■ Data supplied ■

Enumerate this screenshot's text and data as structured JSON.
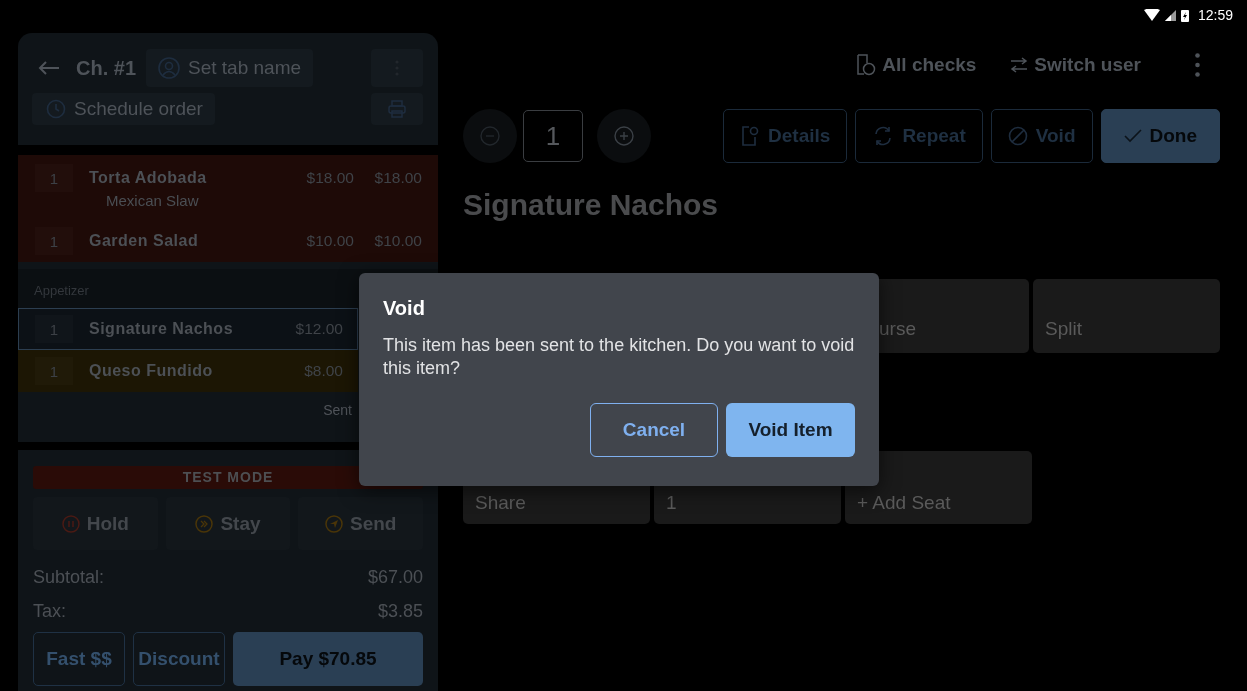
{
  "status_bar": {
    "time": "12:59"
  },
  "check": {
    "title": "Ch. #1",
    "tab_name_button": "Set tab name",
    "schedule_button": "Schedule order"
  },
  "item_groups": [
    {
      "items": [
        {
          "qty": "1",
          "name": "Torta Adobada",
          "modifier": "Mexican Slaw",
          "price": "$18.00",
          "total": "$18.00",
          "color": "#1e0a07",
          "selected": false
        },
        {
          "qty": "1",
          "name": "Garden Salad",
          "price": "$10.00",
          "total": "$10.00",
          "color": "#1e0a07",
          "selected": false
        }
      ]
    },
    {
      "header": "Appetizer",
      "items": [
        {
          "qty": "1",
          "name": "Signature Nachos",
          "price": "$12.00",
          "color": "#0c1116",
          "selected": true
        },
        {
          "qty": "1",
          "name": "Queso Fundido",
          "price": "$8.00",
          "color": "#1c1604",
          "selected": false
        }
      ]
    }
  ],
  "sent_label": "Sent",
  "test_mode_banner": "TEST MODE",
  "order_actions": [
    {
      "label": "Hold",
      "kind": "hold"
    },
    {
      "label": "Stay",
      "kind": "stay"
    },
    {
      "label": "Send",
      "kind": "send"
    }
  ],
  "totals": [
    {
      "label": "Subtotal:",
      "value": "$67.00"
    },
    {
      "label": "Tax:",
      "value": "$3.85"
    }
  ],
  "pay_buttons": [
    {
      "label": "Fast $$",
      "kind": "outline"
    },
    {
      "label": "Discount",
      "kind": "outline"
    },
    {
      "label": "Pay $70.85",
      "kind": "filled"
    }
  ],
  "top_actions": [
    {
      "label": "All checks",
      "kind": "checks"
    },
    {
      "label": "Switch user",
      "kind": "switch"
    }
  ],
  "quantity": "1",
  "item_actions": [
    {
      "label": "Details",
      "kind": "details"
    },
    {
      "label": "Repeat",
      "kind": "repeat"
    },
    {
      "label": "Void",
      "kind": "void"
    },
    {
      "label": "Done",
      "kind": "done"
    }
  ],
  "item_title": "Signature Nachos",
  "option_rows": [
    [
      "urse",
      "Split"
    ],
    [
      "Share",
      "1",
      "+ Add Seat"
    ]
  ],
  "dialog": {
    "title": "Void",
    "message": "This item has been sent to the kitchen. Do you want to void this item?",
    "buttons": [
      {
        "label": "Cancel",
        "kind": "outline"
      },
      {
        "label": "Void Item",
        "kind": "filled"
      }
    ]
  }
}
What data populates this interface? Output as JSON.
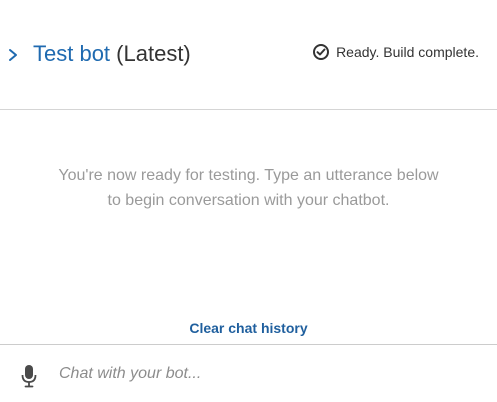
{
  "header": {
    "bot_name": "Test bot",
    "version": "(Latest)",
    "status_text": "Ready. Build complete."
  },
  "icons": {
    "expand": "chevron-right-icon",
    "status": "check-circle-icon",
    "mic": "microphone-icon"
  },
  "conversation": {
    "empty_line1": "You're now ready for testing. Type an utterance below",
    "empty_line2": "to begin conversation with your chatbot."
  },
  "actions": {
    "clear_history": "Clear chat history"
  },
  "input": {
    "placeholder": "Chat with your bot...",
    "value": ""
  },
  "colors": {
    "link": "#1f6ab0",
    "muted_text": "#9a9a9a",
    "divider": "#d5d5d5"
  }
}
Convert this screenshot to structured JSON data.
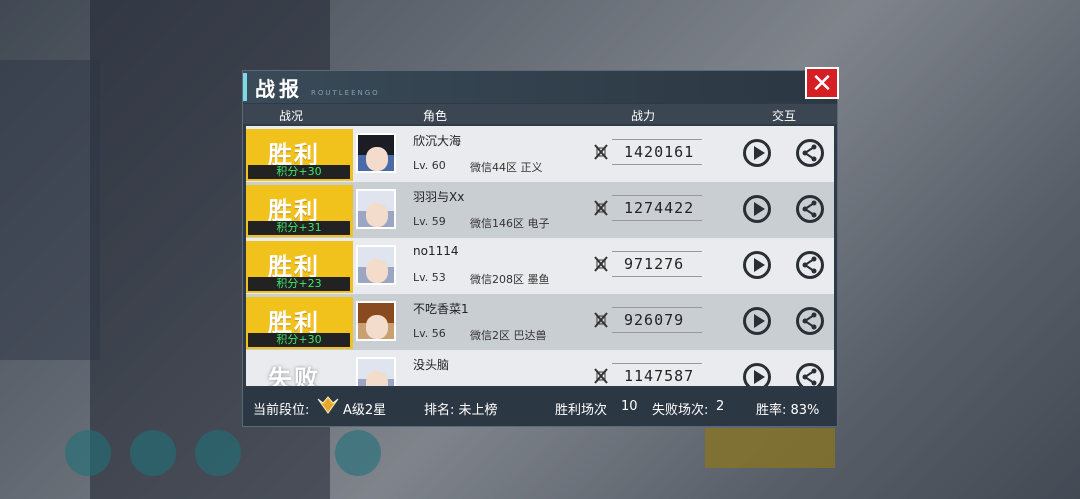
{
  "panel": {
    "title": "战报",
    "title_deco": "ROUTLEENGO"
  },
  "columns": {
    "status": "战况",
    "role": "角色",
    "power": "战力",
    "interact": "交互"
  },
  "rows": [
    {
      "result": "胜利",
      "points": "积分+30",
      "name": "欣沉大海",
      "level": "Lv. 60",
      "server": "微信44区 正义",
      "power": "1420161",
      "avatar": "dark-hair",
      "win": true
    },
    {
      "result": "胜利",
      "points": "积分+31",
      "name": "羽羽与Xx",
      "level": "Lv. 59",
      "server": "微信146区 电子",
      "power": "1274422",
      "avatar": "silver-hair",
      "win": true
    },
    {
      "result": "胜利",
      "points": "积分+23",
      "name": "no1114",
      "level": "Lv. 53",
      "server": "微信208区 墨鱼",
      "power": "971276",
      "avatar": "silver-hair",
      "win": true
    },
    {
      "result": "胜利",
      "points": "积分+30",
      "name": "不吃香菜1",
      "level": "Lv. 56",
      "server": "微信2区 巴达兽",
      "power": "926079",
      "avatar": "brown-hair",
      "win": true
    },
    {
      "result": "失败",
      "points": "",
      "name": "没头脑",
      "level": "",
      "server": "",
      "power": "1147587",
      "avatar": "silver-hair",
      "win": false
    }
  ],
  "footer": {
    "rank_label": "当前段位:",
    "rank_value": "A级2星",
    "ranking": "排名: 未上榜",
    "wins_label": "胜利场次",
    "wins_value": "10",
    "losses_label": "失败场次:",
    "losses_value": "2",
    "rate": "胜率: 83%"
  },
  "colors": {
    "win": "#f1c21b",
    "points_text": "#3ee86a",
    "close": "#d61e25",
    "title_accent": "#7fd8e6"
  },
  "icons": {
    "close": "close-icon",
    "play": "play-icon",
    "share": "share-icon",
    "power": "power-icon",
    "rank": "rank-badge-icon"
  }
}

■ Description of the task ■
Select every line of the material above holding the word "with" and copy it.

■ Result ■
    "empty_line2": "to begin conversation with your chatbot."
    "placeholder": "Chat with your bot...",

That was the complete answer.